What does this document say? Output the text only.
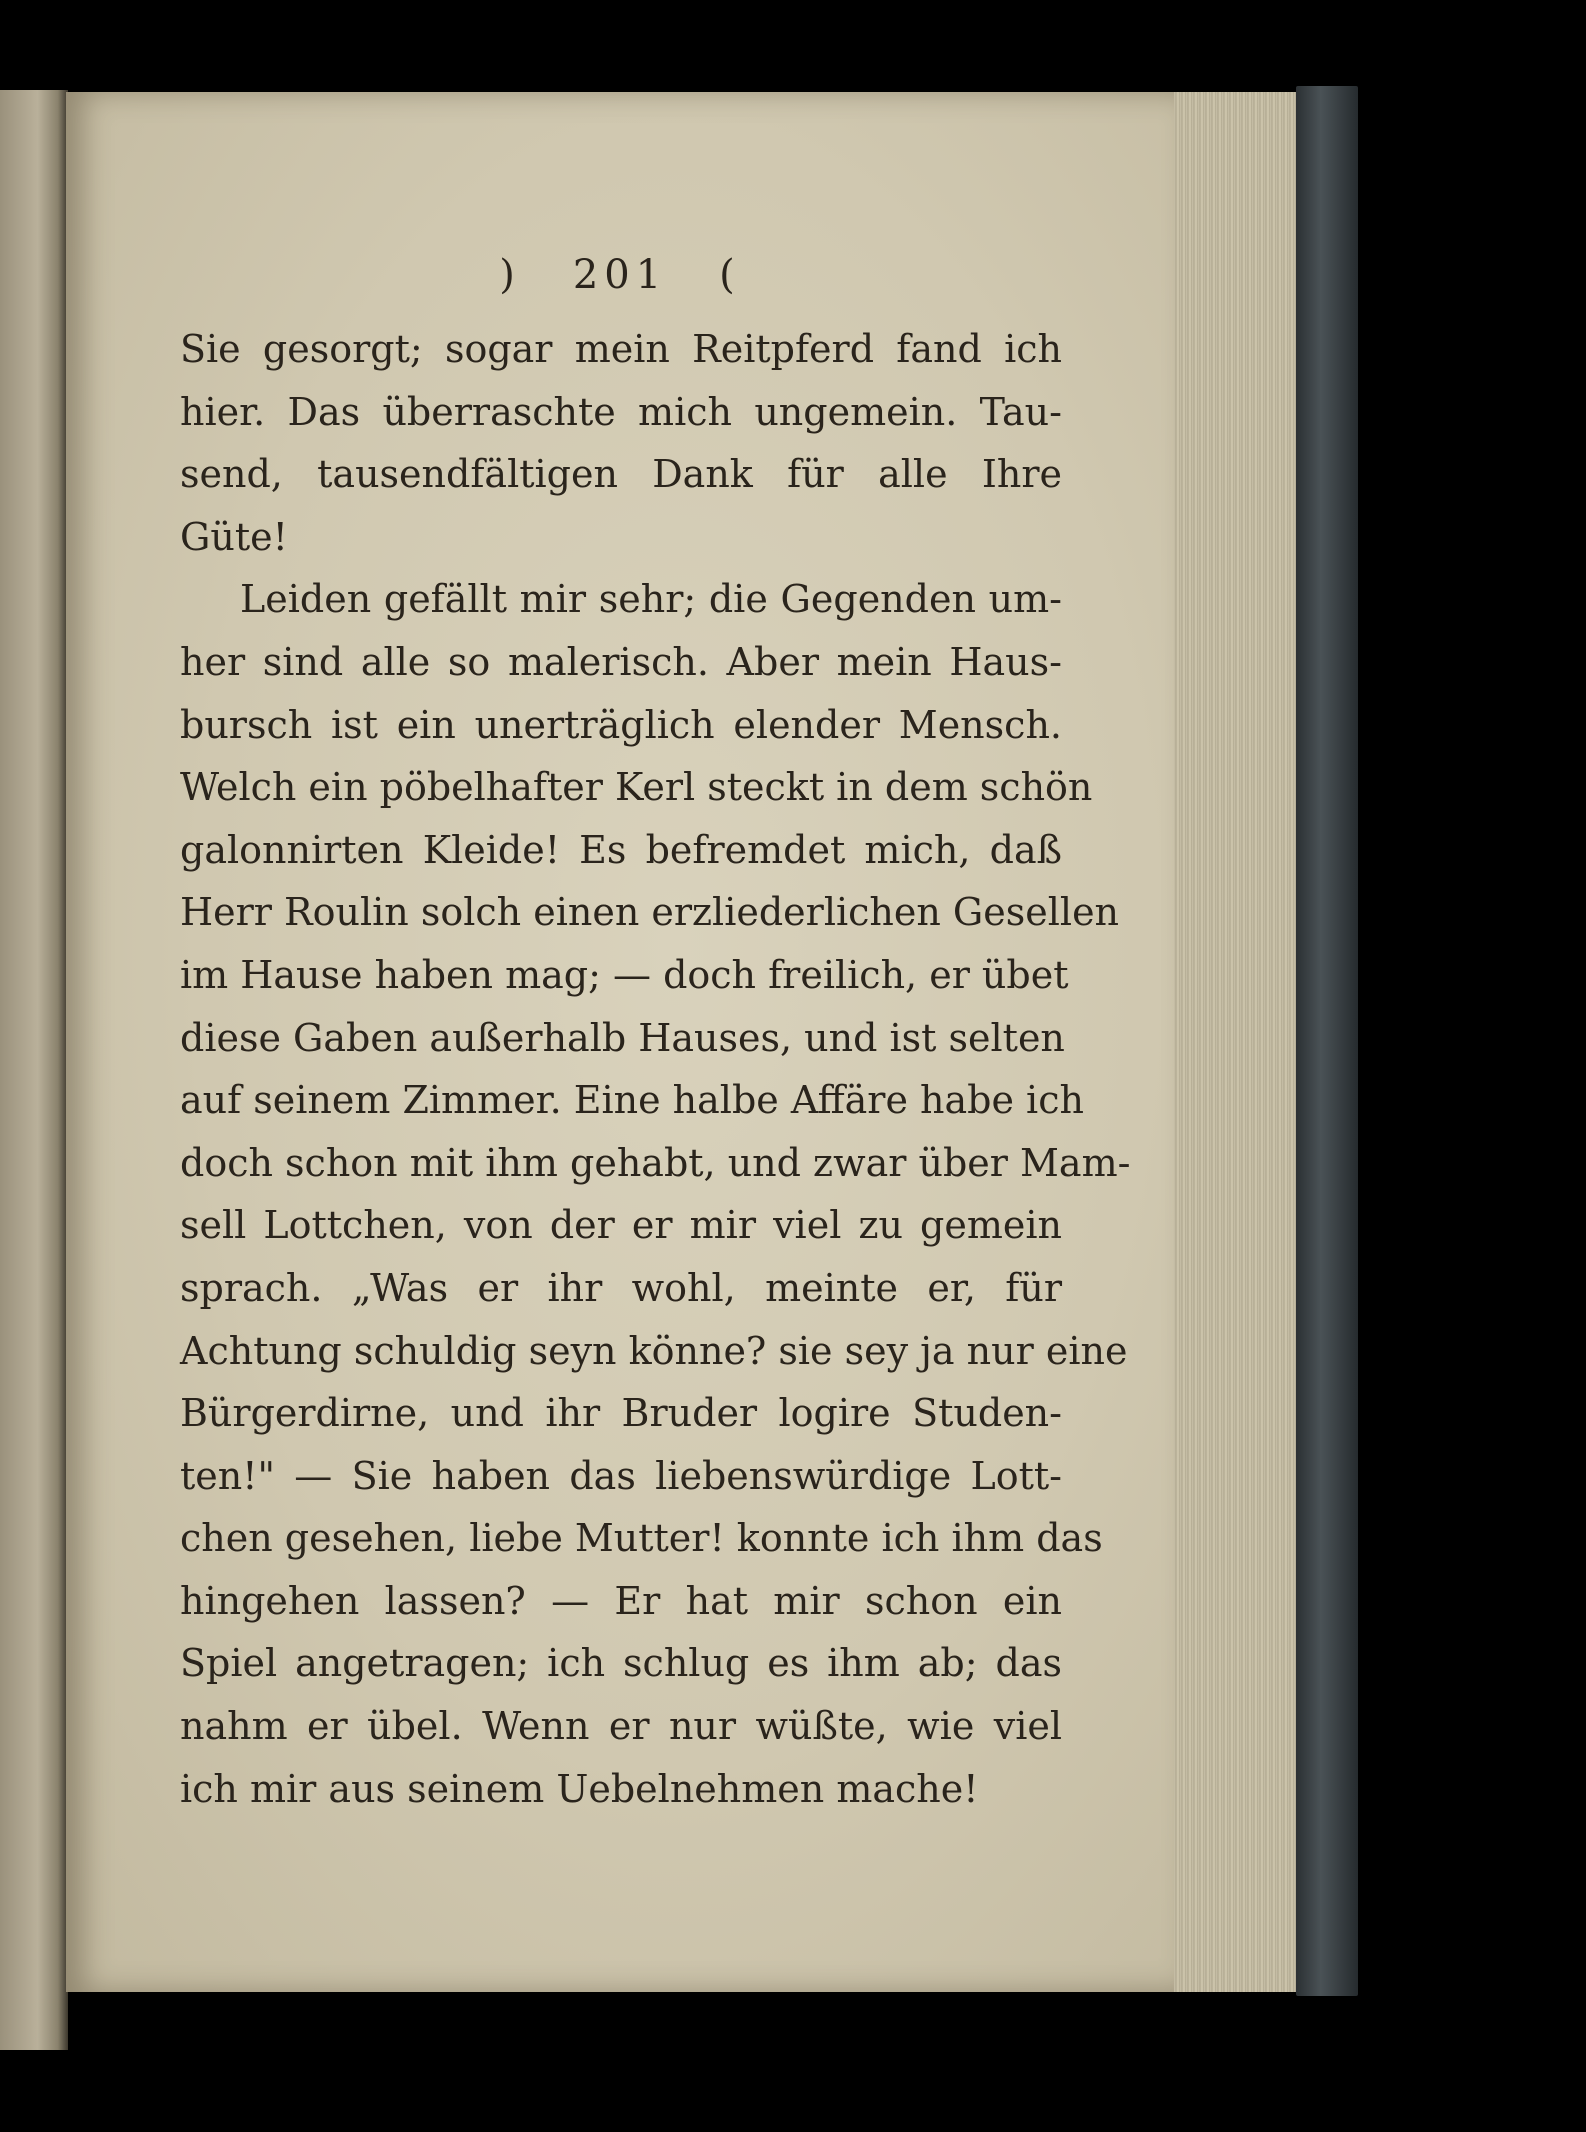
) 201 (
Sie gesorgt; sogar mein Reitpferd fand ich
hier. Das überraschte mich ungemein. Tau-
send, tausendfältigen Dank für alle Ihre
Güte!
Leiden gefällt mir sehr; die Gegenden um-
her sind alle so malerisch. Aber mein Haus-
bursch ist ein unerträglich elender Mensch.
Welch ein pöbelhafter Kerl steckt in dem schön
galonnirten Kleide! Es befremdet mich, daß
Herr Roulin solch einen erzliederlichen Gesellen
im Hause haben mag; — doch freilich, er übet
diese Gaben außerhalb Hauses, und ist selten
auf seinem Zimmer. Eine halbe Affäre habe ich
doch schon mit ihm gehabt, und zwar über Mam-
sell Lottchen, von der er mir viel zu gemein
sprach. „Was er ihr wohl, meinte er, für
Achtung schuldig seyn könne? sie sey ja nur eine
Bürgerdirne, und ihr Bruder logire Studen-
ten!" — Sie haben das liebenswürdige Lott-
chen gesehen, liebe Mutter! konnte ich ihm das
hingehen lassen? — Er hat mir schon ein
Spiel angetragen; ich schlug es ihm ab; das
nahm er übel. Wenn er nur wüßte, wie viel
ich mir aus seinem Uebelnehmen mache!
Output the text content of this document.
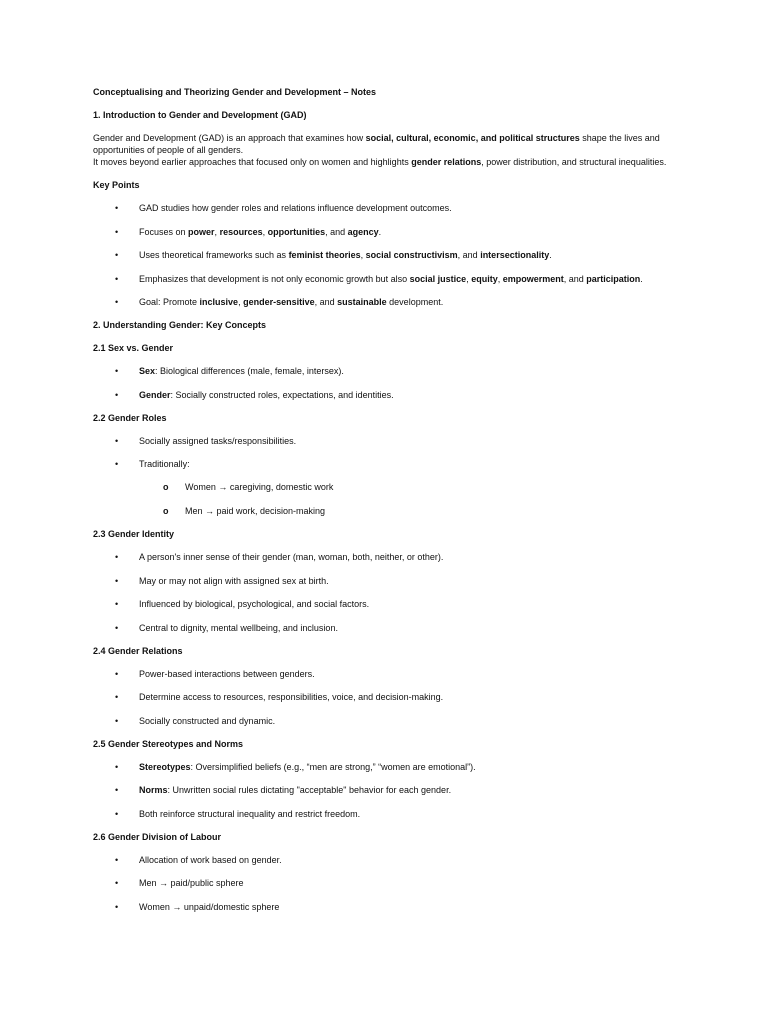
Conceptualising and Theorizing Gender and Development – Notes
1. Introduction to Gender and Development (GAD)
Gender and Development (GAD) is an approach that examines how social, cultural, economic, and political structures shape the lives and opportunities of people of all genders.
It moves beyond earlier approaches that focused only on women and highlights gender relations, power distribution, and structural inequalities.
Key Points
• GAD studies how gender roles and relations influence development outcomes.
• Focuses on power, resources, opportunities, and agency.
• Uses theoretical frameworks such as feminist theories, social constructivism, and intersectionality.
• Emphasizes that development is not only economic growth but also social justice, equity, empowerment, and participation.
• Goal: Promote inclusive, gender-sensitive, and sustainable development.
2. Understanding Gender: Key Concepts
2.1 Sex vs. Gender
• Sex: Biological differences (male, female, intersex).
• Gender: Socially constructed roles, expectations, and identities.
2.2 Gender Roles
• Socially assigned tasks/responsibilities.
• Traditionally:
o Women → caregiving, domestic work
o Men → paid work, decision-making
2.3 Gender Identity
• A person's inner sense of their gender (man, woman, both, neither, or other).
• May or may not align with assigned sex at birth.
• Influenced by biological, psychological, and social factors.
• Central to dignity, mental wellbeing, and inclusion.
2.4 Gender Relations
• Power-based interactions between genders.
• Determine access to resources, responsibilities, voice, and decision-making.
• Socially constructed and dynamic.
2.5 Gender Stereotypes and Norms
• Stereotypes: Oversimplified beliefs (e.g., “men are strong,” “women are emotional”).
• Norms: Unwritten social rules dictating "acceptable" behavior for each gender.
• Both reinforce structural inequality and restrict freedom.
2.6 Gender Division of Labour
• Allocation of work based on gender.
• Men → paid/public sphere
• Women → unpaid/domestic sphere
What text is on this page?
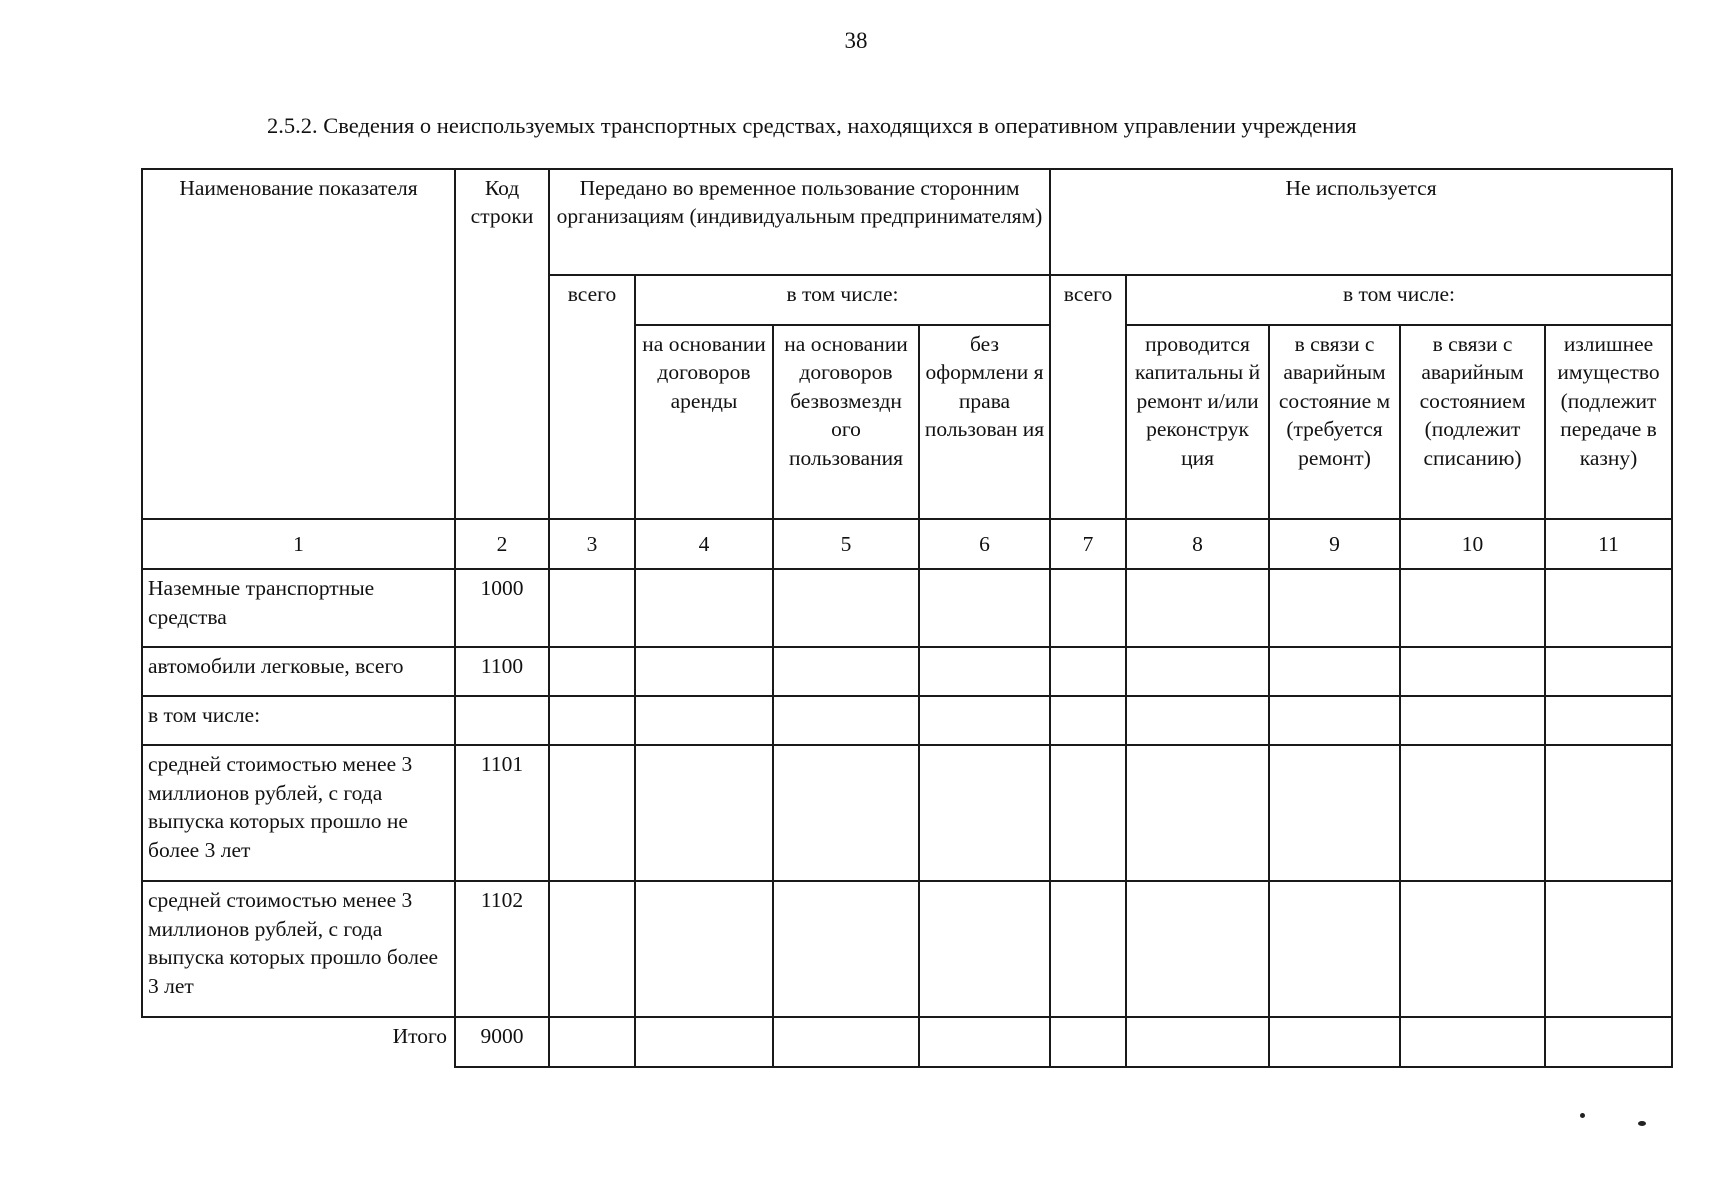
38
2.5.2. Сведения о неиспользуемых транспортных средствах, находящихся в оперативном управлении учреждения
Наименование показателя	Код строки	Передано во временное пользование сторонним организациям (индивидуальным предпринимателям)				Не используется				
		всего	в том числе:			всего	в том числе:			
			на основании договоров аренды	на основании договоров безвозмездн ого пользования	без оформлени я права пользован ия		проводится капитальны й ремонт и/или реконструк ция	в связи с аварийным состояние м (требуется ремонт)	в связи с аварийным состоянием (подлежит списанию)	излишнее имущество (подлежит передаче в казну)
1	2	3	4	5	6	7	8	9	10	11
Наземные транспортные средства	1000									
автомобили легковые, всего	1100									
в том числе:										
средней стоимостью менее 3 миллионов рублей, с года выпуска которых прошло не более 3 лет	1101									
средней стоимостью менее 3 миллионов рублей, с года выпуска которых прошло более 3 лет	1102									
Итого	9000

****

- Requirement: Transcribe the records above exactly, omitting every picture they contain.

- Solution to this problem:
What does this document say? Output the text only.
) 201 (
Sie gesorgt; sogar mein Reitpferd fand ich
hier. Das überraschte mich ungemein. Tau-
send, tausendfältigen Dank für alle Ihre
Güte!
Leiden gefällt mir sehr; die Gegenden um-
her sind alle so malerisch. Aber mein Haus-
bursch ist ein unerträglich elender Mensch.
Welch ein pöbelhafter Kerl steckt in dem schön
galonnirten Kleide! Es befremdet mich, daß
Herr Roulin solch einen erzliederlichen Gesellen
im Hause haben mag; — doch freilich, er übet
diese Gaben außerhalb Hauses, und ist selten
auf seinem Zimmer. Eine halbe Affäre habe ich
doch schon mit ihm gehabt, und zwar über Mam-
sell Lottchen, von der er mir viel zu gemein
sprach. „Was er ihr wohl, meinte er, für
Achtung schuldig seyn könne? sie sey ja nur eine
Bürgerdirne, und ihr Bruder logire Studen-
ten!" — Sie haben das liebenswürdige Lott-
chen gesehen, liebe Mutter! konnte ich ihm das
hingehen lassen? — Er hat mir schon ein
Spiel angetragen; ich schlug es ihm ab; das
nahm er übel. Wenn er nur wüßte, wie viel
ich mir aus seinem Uebelnehmen mache!
Output the text content of this document.
Conceptualising and Theorizing Gender and Development – Notes
1. Introduction to Gender and Development (GAD)
Gender and Development (GAD) is an approach that examines how social, cultural, economic, and political structures shape the lives and opportunities of people of all genders.
It moves beyond earlier approaches that focused only on women and highlights gender relations, power distribution, and structural inequalities.
Key Points
• GAD studies how gender roles and relations influence development outcomes.
• Focuses on power, resources, opportunities, and agency.
• Uses theoretical frameworks such as feminist theories, social constructivism, and intersectionality.
• Emphasizes that development is not only economic growth but also social justice, equity, empowerment, and participation.
• Goal: Promote inclusive, gender-sensitive, and sustainable development.
2. Understanding Gender: Key Concepts
2.1 Sex vs. Gender
• Sex: Biological differences (male, female, intersex).
• Gender: Socially constructed roles, expectations, and identities.
2.2 Gender Roles
• Socially assigned tasks/responsibilities.
• Traditionally:
o Women → caregiving, domestic work
o Men → paid work, decision-making
2.3 Gender Identity
• A person's inner sense of their gender (man, woman, both, neither, or other).
• May or may not align with assigned sex at birth.
• Influenced by biological, psychological, and social factors.
• Central to dignity, mental wellbeing, and inclusion.
2.4 Gender Relations
• Power-based interactions between genders.
• Determine access to resources, responsibilities, voice, and decision-making.
• Socially constructed and dynamic.
2.5 Gender Stereotypes and Norms
• Stereotypes: Oversimplified beliefs (e.g., “men are strong,” “women are emotional”).
• Norms: Unwritten social rules dictating "acceptable" behavior for each gender.
• Both reinforce structural inequality and restrict freedom.
2.6 Gender Division of Labour
• Allocation of work based on gender.
• Men → paid/public sphere
• Women → unpaid/domestic sphere
What text is on this page?
38
2.5.2. Сведения о неиспользуемых транспортных средствах, находящихся в оперативном управлении учреждения
Наименование показателя	Код строки	Передано во временное пользование сторонним организациям (индивидуальным предпринимателям)				Не используется				
		всего	в том числе:			всего	в том числе:			
			на основании договоров аренды	на основании договоров безвозмездн ого пользования	без оформлени я права пользован ия		проводится капитальны й ремонт и/или реконструк ция	в связи с аварийным состояние м (требуется ремонт)	в связи с аварийным состоянием (подлежит списанию)	излишнее имущество (подлежит передаче в казну)
1	2	3	4	5	6	7	8	9	10	11
Наземные транспортные средства	1000									
автомобили легковые, всего	1100									
в том числе:										
средней стоимостью менее 3 миллионов рублей, с года выпуска которых прошло не более 3 лет	1101									
средней стоимостью менее 3 миллионов рублей, с года выпуска которых прошло более 3 лет	1102									
Итого	9000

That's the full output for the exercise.